[Begin]

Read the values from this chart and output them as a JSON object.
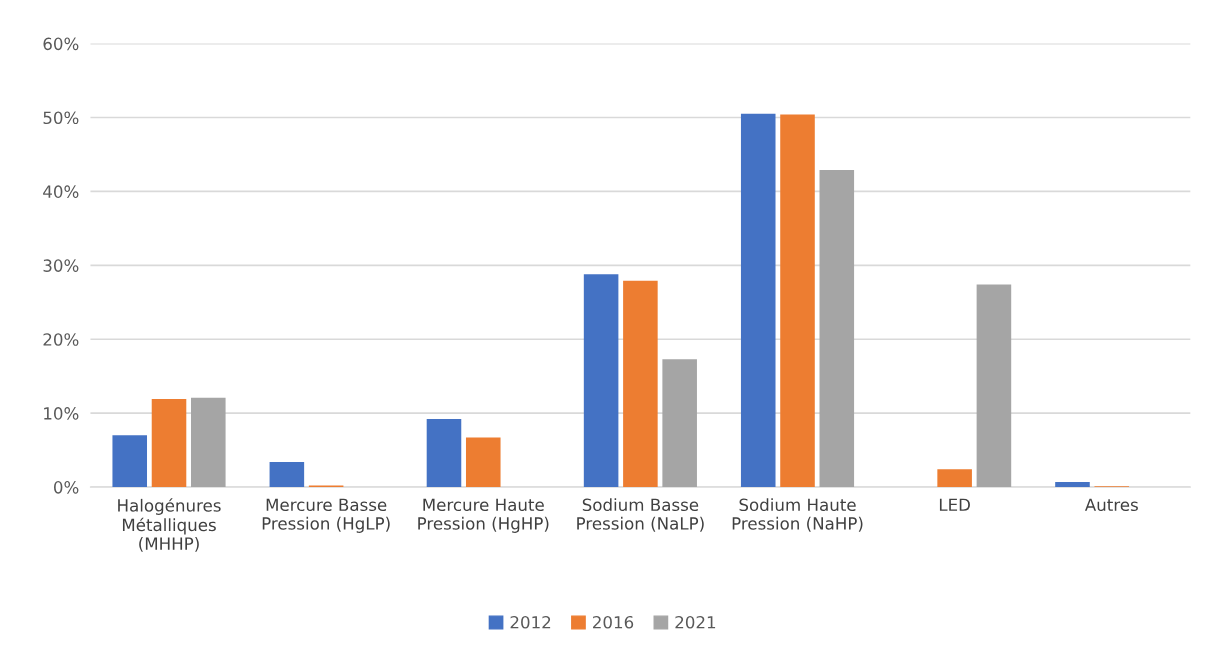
{
  "chart_data": {
    "type": "bar",
    "categories": [
      "Halogénures\nMétalliques\n(MHHP)",
      "Mercure Basse\nPression (HgLP)",
      "Mercure Haute\nPression (HgHP)",
      "Sodium Basse\nPression (NaLP)",
      "Sodium Haute\nPression (NaHP)",
      "LED",
      "Autres"
    ],
    "series": [
      {
        "name": "2012",
        "color": "#4472c4",
        "values": [
          7.0,
          3.4,
          9.2,
          28.8,
          50.5,
          0,
          0.7
        ]
      },
      {
        "name": "2016",
        "color": "#ed7d31",
        "values": [
          11.9,
          0.2,
          6.7,
          27.9,
          50.4,
          2.4,
          0.1
        ]
      },
      {
        "name": "2021",
        "color": "#a5a5a5",
        "values": [
          12.1,
          0,
          0,
          17.3,
          42.9,
          27.4,
          0
        ]
      }
    ],
    "ylim": [
      0,
      60
    ],
    "yticks": [
      {
        "value": 0,
        "label": "0%"
      },
      {
        "value": 10,
        "label": "10%"
      },
      {
        "value": 20,
        "label": "20%"
      },
      {
        "value": 30,
        "label": "30%"
      },
      {
        "value": 40,
        "label": "40%"
      },
      {
        "value": 50,
        "label": "50%"
      },
      {
        "value": 60,
        "label": "60%"
      }
    ],
    "grid": "y",
    "legend": "bottom"
  }
}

[End]

▸ WHAT TO PRODUCE
Whenever "nPression" turns up in a line, pick that line out.

▸ COMPLETE RESPONSE
      "Mercure Basse\nPression (HgLP)",
      "Mercure Haute\nPression (HgHP)",
      "Sodium Basse\nPression (NaLP)",
      "Sodium Haute\nPression (NaHP)",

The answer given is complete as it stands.